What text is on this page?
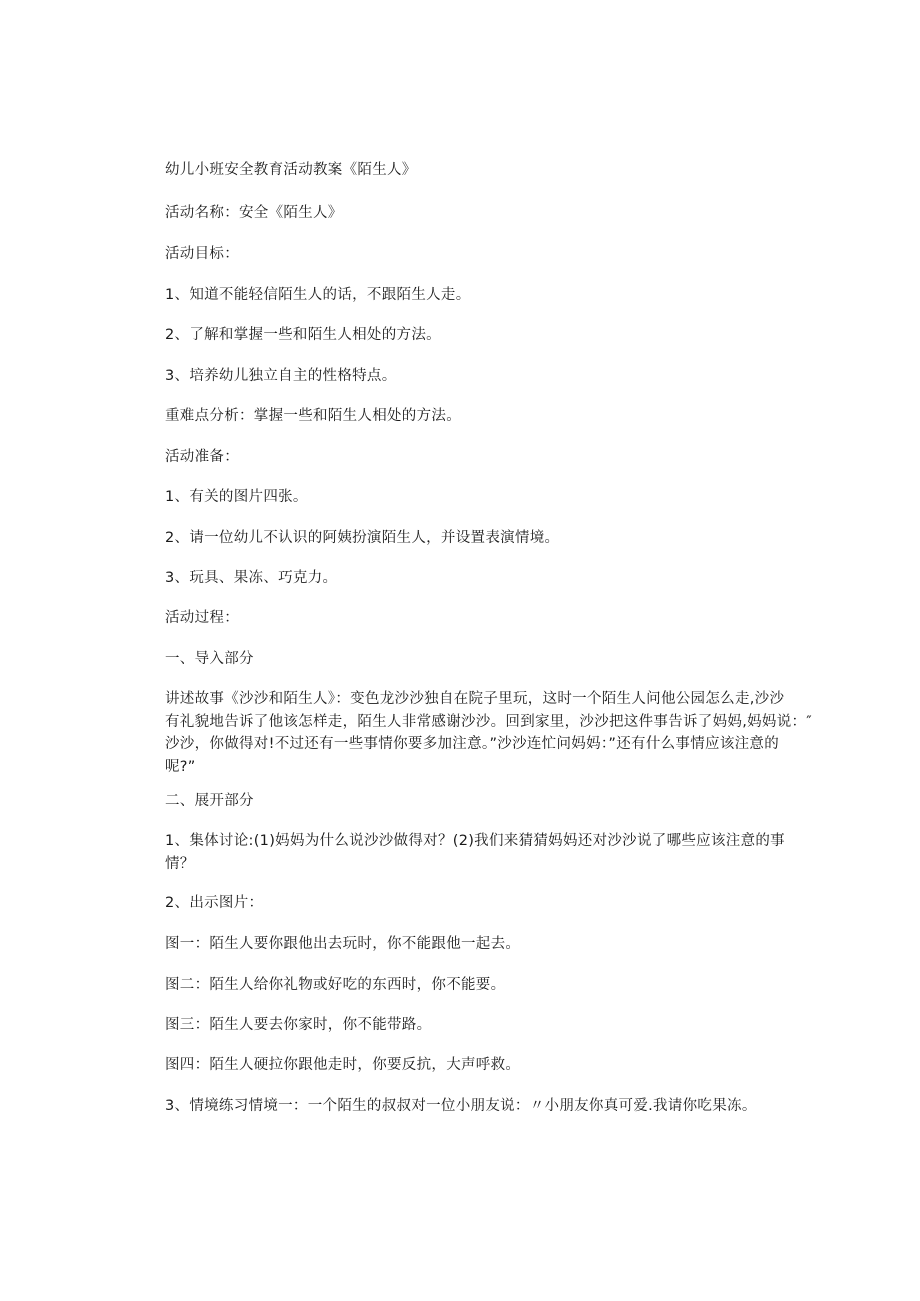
幼儿小班安全教育活动教案《陌生人》
活动名称：安全《陌生人》
活动目标：
1、知道不能轻信陌生人的话，不跟陌生人走。
2、了解和掌握一些和陌生人相处的方法。
3、培养幼儿独立自主的性格特点。
重难点分析：掌握一些和陌生人相处的方法。
活动准备：
1、有关的图片四张。
2、请一位幼儿不认识的阿姨扮演陌生人，并设置表演情境。
3、玩具、果冻、巧克力。
活动过程：
一、导入部分
讲述故事《沙沙和陌生人》：变色龙沙沙独自在院子里玩，这时一个陌生人问他公园怎么走,沙沙
有礼貌地告诉了他该怎样走，陌生人非常感谢沙沙。回到家里，沙沙把这件事告诉了妈妈,妈妈说：″
沙沙，你做得对!不过还有一些事情你要多加注意。”沙沙连忙问妈妈：”还有什么事情应该注意的
呢?”
二、展开部分
1、集体讨论:(1)妈妈为什么说沙沙做得对？(2)我们来猜猜妈妈还对沙沙说了哪些应该注意的事
情？
2、出示图片：
图一：陌生人要你跟他出去玩时，你不能跟他一起去。
图二：陌生人给你礼物或好吃的东西时，你不能要。
图三：陌生人要去你家时，你不能带路。
图四：陌生人硬拉你跟他走时，你要反抗，大声呼救。
3、情境练习情境一：一个陌生的叔叔对一位小朋友说：〃小朋友你真可爱.我请你吃果冻。
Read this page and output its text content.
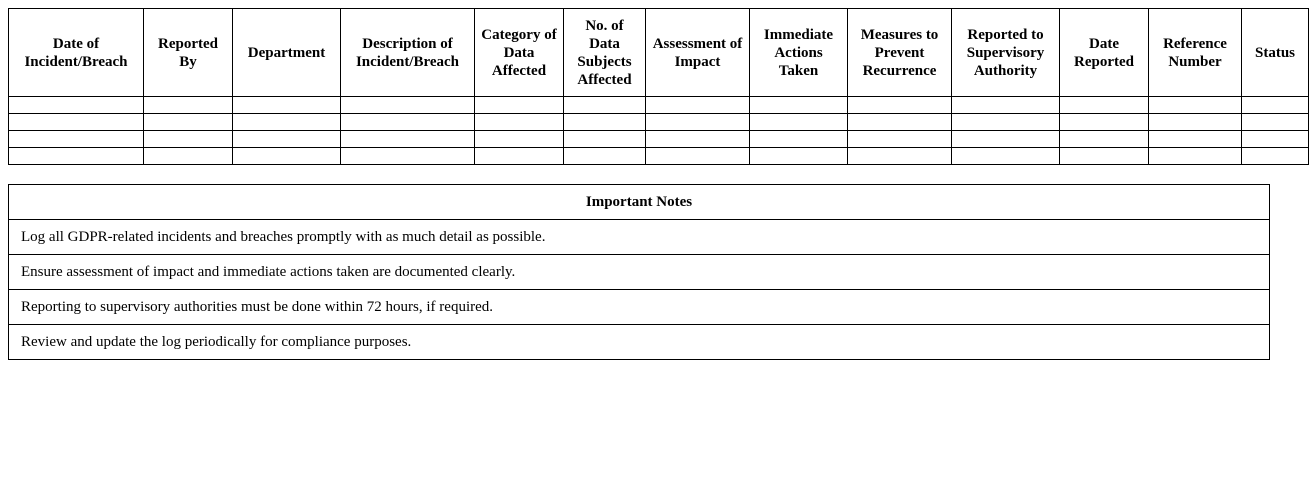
Date of Incident/Breach	Reported By	Department	Description of Incident/Breach	Category of Data Affected	No. of Data Subjects Affected	Assessment of Impact	Immediate Actions Taken	Measures to Prevent Recurrence	Reported to Supervisory Authority	Date Reported	Reference Number	Status

Important Notes
Log all GDPR-related incidents and breaches promptly with as much detail as possible.
Ensure assessment of impact and immediate actions taken are documented clearly.
Reporting to supervisory authorities must be done within 72 hours, if required.
Review and update the log periodically for compliance purposes.
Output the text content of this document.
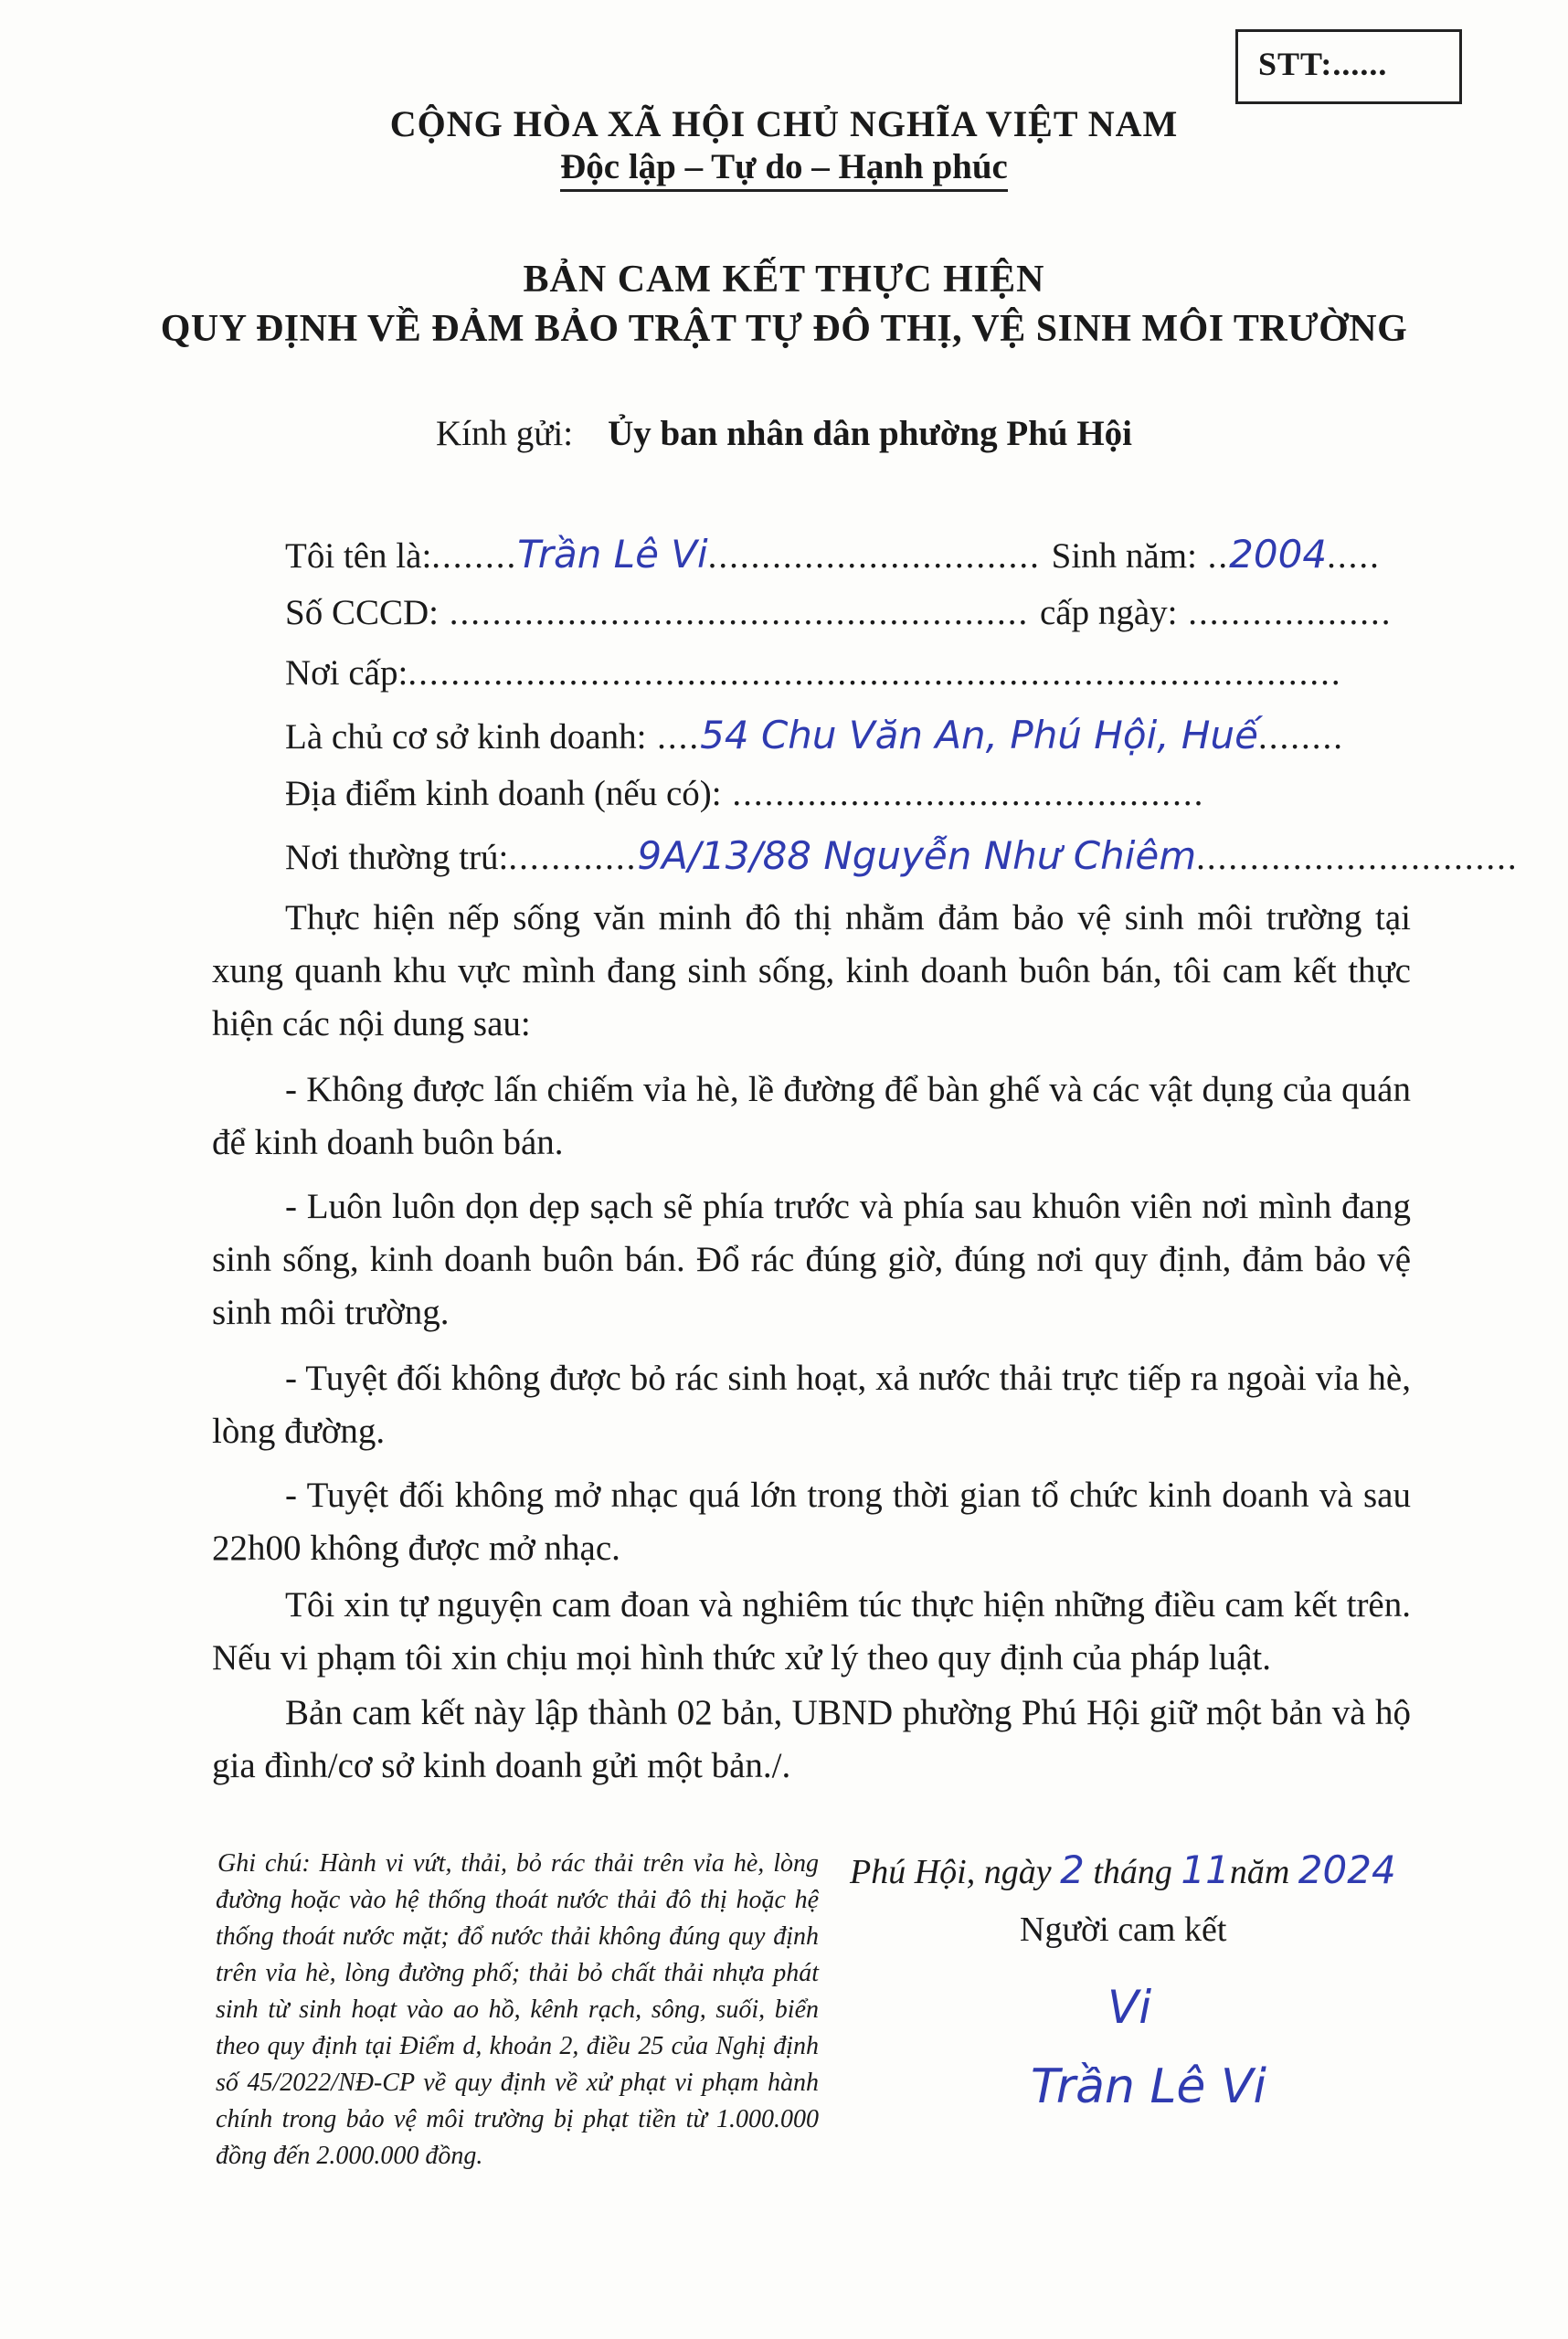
STT:......
CỘNG HÒA XÃ HỘI CHỦ NGHĨA VIỆT NAM
Độc lập – Tự do – Hạnh phúc
BẢN CAM KẾT THỰC HIỆN
QUY ĐỊNH VỀ ĐẢM BẢO TRẬT TỰ ĐÔ THỊ, VỆ SINH MÔI TRƯỜNG
Kính gửi: Ủy ban nhân dân phường Phú Hội
Tôi tên là:........Trần Lê Vi............................... Sinh năm: ..2004.....
Số CCCD: ...................................................... cấp ngày: ...................
Nơi cấp:.......................................................................................
Là chủ cơ sở kinh doanh: ....54 Chu Văn An, Phú Hội, Huế........
Địa điểm kinh doanh (nếu có): ............................................
Nơi thường trú:............9A/13/88 Nguyễn Như Chiêm..............................
Thực hiện nếp sống văn minh đô thị nhằm đảm bảo vệ sinh môi trường tại xung quanh khu vực mình đang sinh sống, kinh doanh buôn bán, tôi cam kết thực hiện các nội dung sau:
- Không được lấn chiếm vỉa hè, lề đường để bàn ghế và các vật dụng của quán để kinh doanh buôn bán.
- Luôn luôn dọn dẹp sạch sẽ phía trước và phía sau khuôn viên nơi mình đang sinh sống, kinh doanh buôn bán. Đổ rác đúng giờ, đúng nơi quy định, đảm bảo vệ sinh môi trường.
- Tuyệt đối không được bỏ rác sinh hoạt, xả nước thải trực tiếp ra ngoài vỉa hè, lòng đường.
- Tuyệt đối không mở nhạc quá lớn trong thời gian tổ chức kinh doanh và sau 22h00 không được mở nhạc.
Tôi xin tự nguyện cam đoan và nghiêm túc thực hiện những điều cam kết trên. Nếu vi phạm tôi xin chịu mọi hình thức xử lý theo quy định của pháp luật.
Bản cam kết này lập thành 02 bản, UBND phường Phú Hội giữ một bản và hộ gia đình/cơ sở kinh doanh gửi một bản./.
Ghi chú: Hành vi vứt, thải, bỏ rác thải trên vỉa hè, lòng đường hoặc vào hệ thống thoát nước thải đô thị hoặc hệ thống thoát nước mặt; đổ nước thải không đúng quy định trên vỉa hè, lòng đường phố; thải bỏ chất thải nhựa phát sinh từ sinh hoạt vào ao hồ, kênh rạch, sông, suối, biển theo quy định tại Điểm d, khoản 2, điều 25 của Nghị định số 45/2022/NĐ-CP về quy định về xử phạt vi phạm hành chính trong bảo vệ môi trường bị phạt tiền từ 1.000.000 đồng đến 2.000.000 đồng.
Phú Hội, ngày 2 tháng 11năm 2024
Người cam kết
Vi
Trần Lê Vi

*Goal of the exercise*: Work out how many lines of the data hold the string "lòng". Reply with that number alone.

*Task output*: 2